EXERCISE BRIEF
Locate the string "embracing" throughout the material and copy every line in which it occurs.
=======
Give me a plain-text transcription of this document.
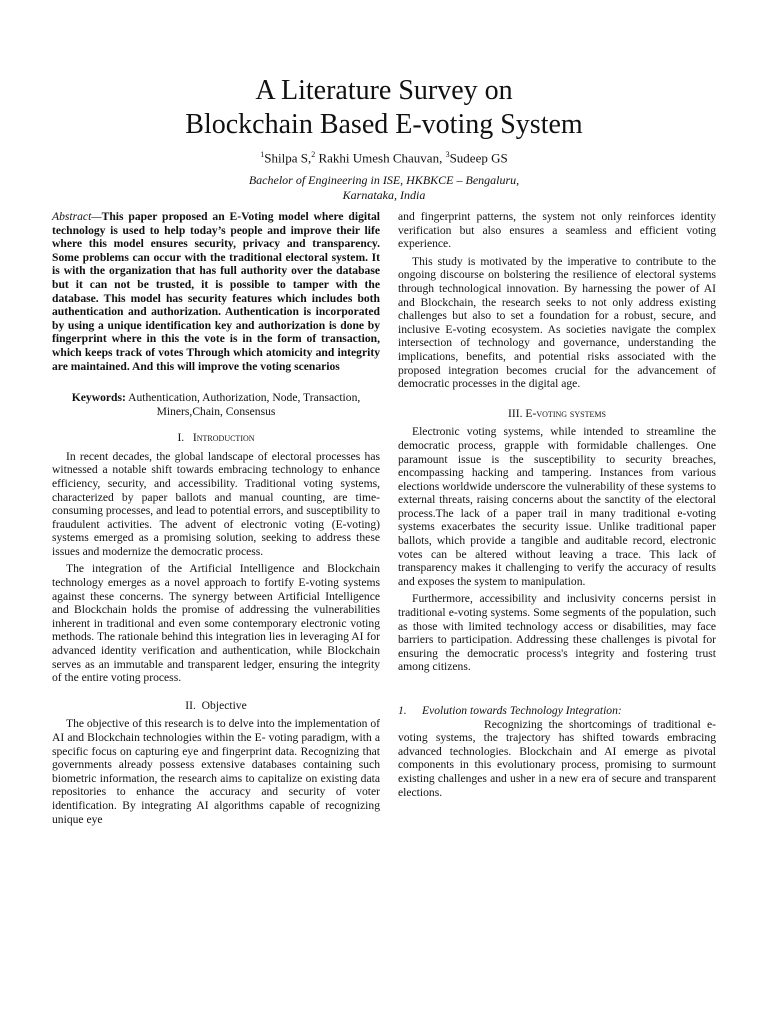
A Literature Survey on
Blockchain Based E-voting System
$^1$Shilpa S,$^2$ Rakhi Umesh Chauvan, $^3$Sudeep GS
Bachelor of Engineering in ISE, HKBKCE – Bengaluru,
Karnataka, India
Abstract—This paper proposed an E-Voting model where digital technology is used to help today’s people and improve their life where this model ensures security, privacy and transparency. Some problems can occur with the traditional electoral system. It is with the organization that has full authority over the database but it can not be trusted, it is possible to tamper with the database. This model has security features which includes both authentication and authorization. Authentication is incorporated by using a unique identification key and authorization is done by fingerprint where in this the vote is in the form of transaction, which keeps track of votes Through which atomicity and integrity are maintained. And this will improve the voting scenarios
Keywords: Authentication, Authorization, Node, Transaction, Miners,Chain, Consensus
I. Introduction

In recent decades, the global landscape of electoral processes has witnessed a notable shift towards embracing technology to enhance efficiency, security, and accessibility. Traditional voting systems, characterized by paper ballots and manual counting, are time-consuming processes, and lead to potential errors, and susceptibility to fraudulent activities. The advent of electronic voting (E-voting) systems emerged as a promising solution, seeking to address these issues and modernize the democratic process.

The integration of the Artificial Intelligence and Blockchain technology emerges as a novel approach to fortify E-voting systems against these concerns. The synergy between Artificial Intelligence and Blockchain holds the promise of addressing the vulnerabilities inherent in traditional and even some contemporary electronic voting methods. The rationale behind this integration lies in leveraging AI for advanced identity verification and authentication, while Blockchain serves as an immutable and transparent ledger, ensuring the integrity of the entire voting process.

II. Objective

The objective of this research is to delve into the implementation of AI and Blockchain technologies within the E- voting paradigm, with a specific focus on capturing eye and fingerprint data. Recognizing that governments already possess extensive databases containing such biometric information, the research aims to capitalize on existing data repositories to enhance the accuracy and security of voter identification. By integrating AI algorithms capable of recognizing unique eye

and fingerprint patterns, the system not only reinforces identity verification but also ensures a seamless and efficient voting experience.

This study is motivated by the imperative to contribute to the ongoing discourse on bolstering the resilience of electoral systems through technological innovation. By harnessing the power of AI and Blockchain, the research seeks to not only address existing challenges but also to set a foundation for a robust, secure, and inclusive E-voting ecosystem. As societies navigate the complex intersection of technology and governance, understanding the implications, benefits, and potential risks associated with the proposed integration becomes crucial for the advancement of democratic processes in the digital age.

III. E-voting systems

Electronic voting systems, while intended to streamline the democratic process, grapple with formidable challenges. One paramount issue is the susceptibility to security breaches, encompassing hacking and tampering. Instances from various elections worldwide underscore the vulnerability of these systems to external threats, raising concerns about the sanctity of the electoral process.The lack of a paper trail in many traditional e-voting systems exacerbates the security issue. Unlike traditional paper ballots, which provide a tangible and auditable record, electronic votes can be altered without leaving a trace. This lack of transparency makes it challenging to verify the accuracy of results and exposes the system to manipulation.

Furthermore, accessibility and inclusivity concerns persist in traditional e-voting systems. Some segments of the population, such as those with limited technology access or disabilities, may face barriers to participation. Addressing these challenges is pivotal for ensuring the democratic process's integrity and fostering trust among citizens.

1. Evolution towards Technology Integration:

Recognizing the shortcomings of traditional e-voting systems, the trajectory has shifted towards embracing advanced technologies. Blockchain and AI emerge as pivotal components in this evolutionary process, promising to surmount existing challenges and usher in a new era of secure and transparent elections.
=======
ANSWER TO THIS PROBLEM
In recent decades, the global landscape of electoral processes has witnessed a notable shift towards embracing technology to enhance efficiency, security, and accessibility. Traditional voting systems, characterized by paper ballots and manual counting, are time-consuming processes, and lead to potential errors, and susceptibility to fraudulent activities. The advent of electronic voting (E-voting) systems emerged as a promising solution, seeking to address these issues and modernize the democratic process.
Recognizing the shortcomings of traditional e-voting systems, the trajectory has shifted towards embracing advanced technologies. Blockchain and AI emerge as pivotal components in this evolutionary process, promising to surmount existing challenges and usher in a new era of secure and transparent elections.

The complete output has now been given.